RECORDS PROVIDED
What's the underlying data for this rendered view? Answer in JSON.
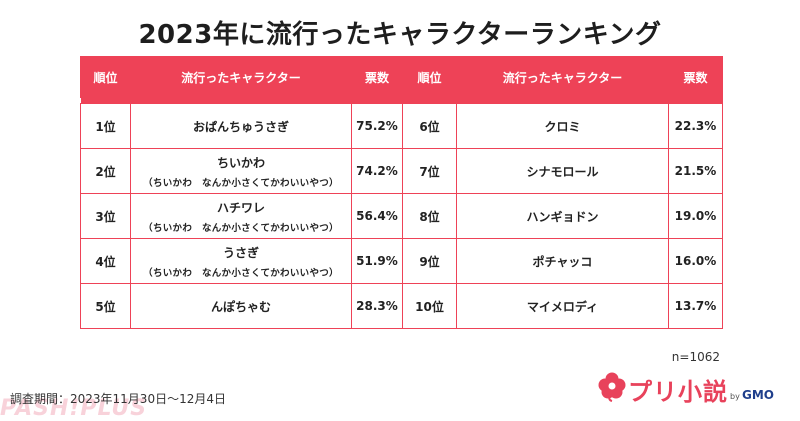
{
  "title": "2023年に流行ったキャラクターランキング",
  "headers": {
    "rank": "順位",
    "character": "流行ったキャラクター",
    "votes": "票数"
  },
  "rows": [
    {
      "left": {
        "rank": "1位",
        "name": "おぱんちゅうさぎ",
        "sub": "",
        "votes": "75.2%"
      },
      "right": {
        "rank": "6位",
        "name": "クロミ",
        "votes": "22.3%"
      }
    },
    {
      "left": {
        "rank": "2位",
        "name": "ちいかわ",
        "sub": "（ちいかわ　なんか小さくてかわいいやつ）",
        "votes": "74.2%"
      },
      "right": {
        "rank": "7位",
        "name": "シナモロール",
        "votes": "21.5%"
      }
    },
    {
      "left": {
        "rank": "3位",
        "name": "ハチワレ",
        "sub": "（ちいかわ　なんか小さくてかわいいやつ）",
        "votes": "56.4%"
      },
      "right": {
        "rank": "8位",
        "name": "ハンギョドン",
        "votes": "19.0%"
      }
    },
    {
      "left": {
        "rank": "4位",
        "name": "うさぎ",
        "sub": "（ちいかわ　なんか小さくてかわいいやつ）",
        "votes": "51.9%"
      },
      "right": {
        "rank": "9位",
        "name": "ポチャッコ",
        "votes": "16.0%"
      }
    },
    {
      "left": {
        "rank": "5位",
        "name": "んぽちゃむ",
        "sub": "",
        "votes": "28.3%"
      },
      "right": {
        "rank": "10位",
        "name": "マイメロディ",
        "votes": "13.7%"
      }
    }
  ],
  "sample_size": "n=1062",
  "survey_period": "調査期間：2023年11月30日〜12月4日",
  "logo": {
    "text": "プリ小説",
    "by": "by",
    "company": "GMO",
    "icon": "flower-icon"
  },
  "watermark": "PASH!PLUS",
  "colors": {
    "accent": "#ee4257",
    "logo": "#e8425b",
    "gmo": "#1f3f8c"
  }
}
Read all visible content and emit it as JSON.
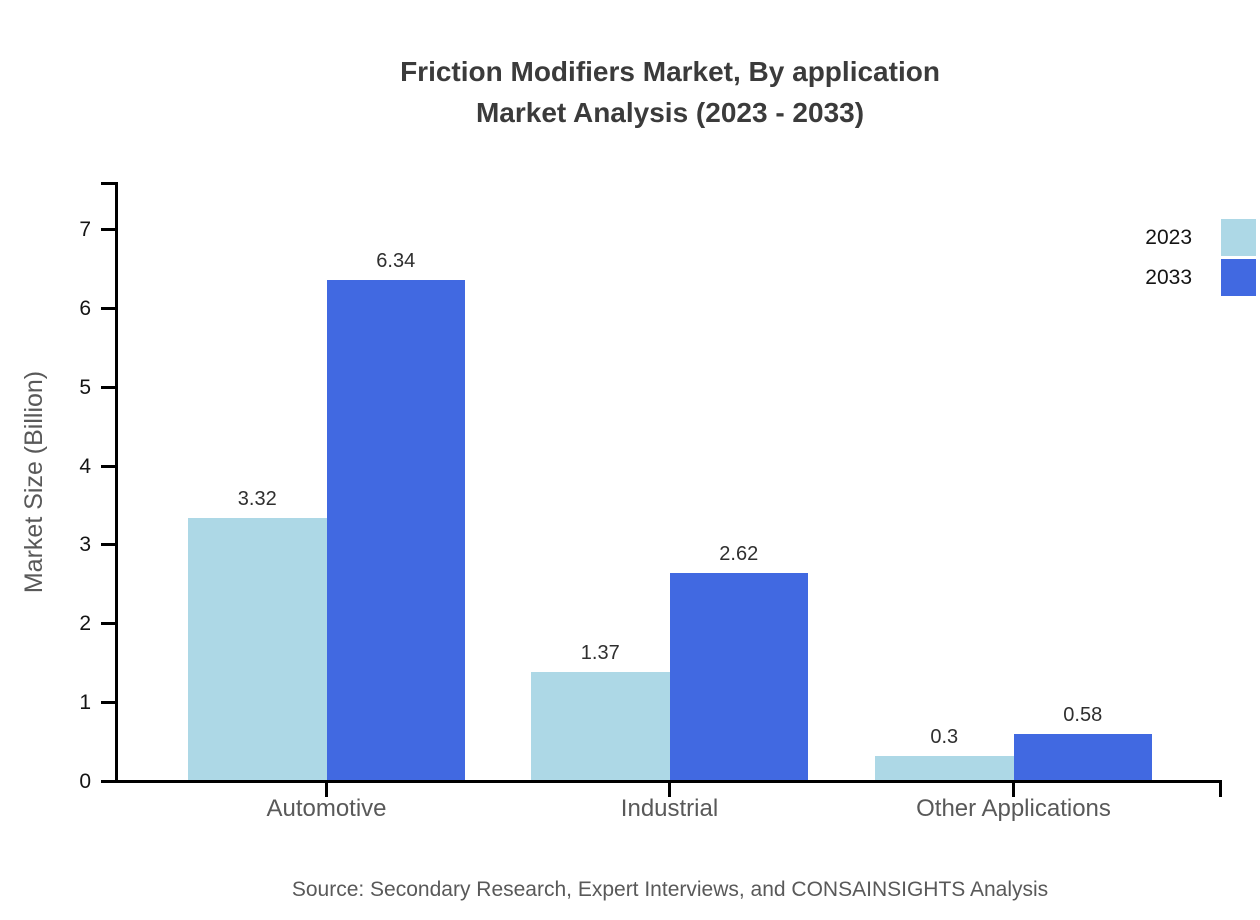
{
  "title": {
    "line1": "Friction Modifiers Market, By application",
    "line2": "Market Analysis (2023 - 2033)"
  },
  "source_note": "Source: Secondary Research, Expert Interviews, and CONSAINSIGHTS Analysis",
  "colors": {
    "series_2023": "#ADD8E6",
    "series_2033": "#4169E1",
    "axis": "#000000",
    "title_text": "#3b3b3b",
    "muted_text": "#595959"
  },
  "chart_data": {
    "type": "bar",
    "title": "Friction Modifiers Market, By application Market Analysis (2023 - 2033)",
    "categories": [
      "Automotive",
      "Industrial",
      "Other Applications"
    ],
    "series": [
      {
        "name": "2023",
        "color": "#ADD8E6",
        "values": [
          3.32,
          1.37,
          0.3
        ],
        "labels": [
          "3.32",
          "1.37",
          "0.3"
        ]
      },
      {
        "name": "2033",
        "color": "#4169E1",
        "values": [
          6.34,
          2.62,
          0.58
        ],
        "labels": [
          "6.34",
          "2.62",
          "0.58"
        ]
      }
    ],
    "xlabel": "",
    "ylabel": "Market Size (Billion)",
    "ylim": [
      0,
      7.6
    ],
    "yticks": [
      0,
      1,
      2,
      3,
      4,
      5,
      6,
      7
    ],
    "grid": false,
    "legend_position": "top-right"
  }
}
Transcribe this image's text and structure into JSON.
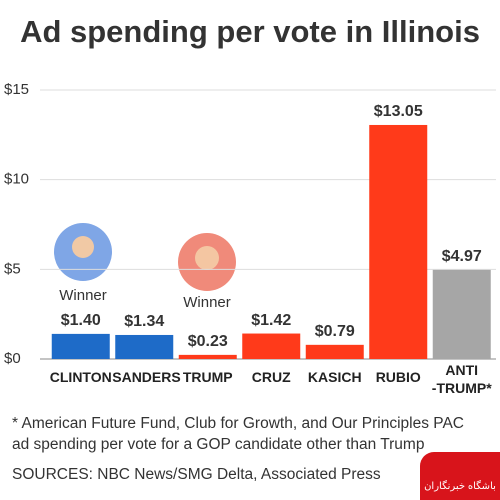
{
  "chart_data": {
    "type": "bar",
    "title": "Ad spending per vote in Illinois",
    "categories": [
      "CLINTON",
      "SANDERS",
      "TRUMP",
      "CRUZ",
      "KASICH",
      "RUBIO",
      "ANTI\n-TRUMP*"
    ],
    "values": [
      1.4,
      1.34,
      0.23,
      1.42,
      0.79,
      13.05,
      4.97
    ],
    "value_labels": [
      "$1.40",
      "$1.34",
      "$0.23",
      "$1.42",
      "$0.79",
      "$13.05",
      "$4.97"
    ],
    "colors": [
      "#1e6bc8",
      "#1e6bc8",
      "#ff3a1a",
      "#ff3a1a",
      "#ff3a1a",
      "#ff3a1a",
      "#a6a6a6"
    ],
    "ylim": [
      0,
      15
    ],
    "yticks": [
      {
        "value": 0,
        "label": "$0"
      },
      {
        "value": 5,
        "label": "$5"
      },
      {
        "value": 10,
        "label": "$10"
      },
      {
        "value": 15,
        "label": "$15"
      }
    ],
    "grid": true,
    "annotations": [
      "Winner",
      "Winner"
    ],
    "footnote": "* American Future Fund, Club for Growth, and Our Principles PAC ad spending per vote for a GOP candidate other than Trump",
    "source": "SOURCES: NBC News/SMG Delta, Associated Press"
  },
  "watermark": "باشگاه خبرنگاران"
}
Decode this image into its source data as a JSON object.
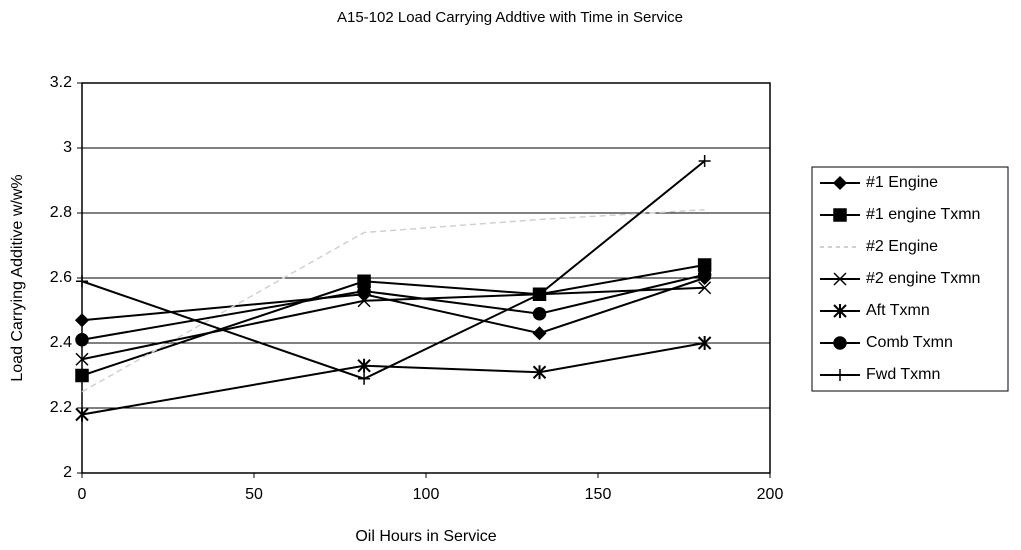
{
  "chart_data": {
    "type": "line",
    "title": "A15-102 Load Carrying Addtive with Time in Service",
    "xlabel": "Oil Hours in Service",
    "ylabel": "Load Carrying Additive w/w%",
    "x": [
      0,
      82,
      133,
      181
    ],
    "xlim": [
      0,
      200
    ],
    "xticks": [
      0,
      50,
      100,
      150,
      200
    ],
    "ylim": [
      2,
      3.2
    ],
    "yticks": [
      2,
      2.2,
      2.4,
      2.6,
      2.8,
      3,
      3.2
    ],
    "grid": true,
    "legend": "right",
    "series": [
      {
        "name": "#1 Engine",
        "color": "#000000",
        "marker": "diamond",
        "values": [
          2.47,
          2.55,
          2.43,
          2.6
        ]
      },
      {
        "name": "#1 engine Txmn",
        "color": "#000000",
        "marker": "square",
        "values": [
          2.3,
          2.59,
          2.55,
          2.64
        ]
      },
      {
        "name": "#2 Engine",
        "color": "#d0d0d0",
        "marker": "none",
        "values": [
          2.25,
          2.74,
          2.78,
          2.81
        ]
      },
      {
        "name": "#2 engine Txmn",
        "color": "#000000",
        "marker": "x",
        "values": [
          2.35,
          2.53,
          2.55,
          2.57
        ]
      },
      {
        "name": "Aft Txmn",
        "color": "#000000",
        "marker": "star",
        "values": [
          2.18,
          2.33,
          2.31,
          2.4
        ]
      },
      {
        "name": "Comb Txmn",
        "color": "#000000",
        "marker": "circle",
        "values": [
          2.41,
          2.56,
          2.49,
          2.61
        ]
      },
      {
        "name": "Fwd Txmn",
        "color": "#000000",
        "marker": "plus",
        "values": [
          2.59,
          2.29,
          2.55,
          2.96
        ]
      }
    ]
  }
}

WHAT IS EXPECTED
List each line of the records that holds the string "votes".

RESPONSE TO THE TASK
    "votes": "票数"
        "votes": "75.2%"
        "votes": "22.3%"
        "votes": "74.2%"
        "votes": "21.5%"
        "votes": "56.4%"
        "votes": "19.0%"
        "votes": "51.9%"
        "votes": "16.0%"
        "votes": "28.3%"
        "votes": "13.7%"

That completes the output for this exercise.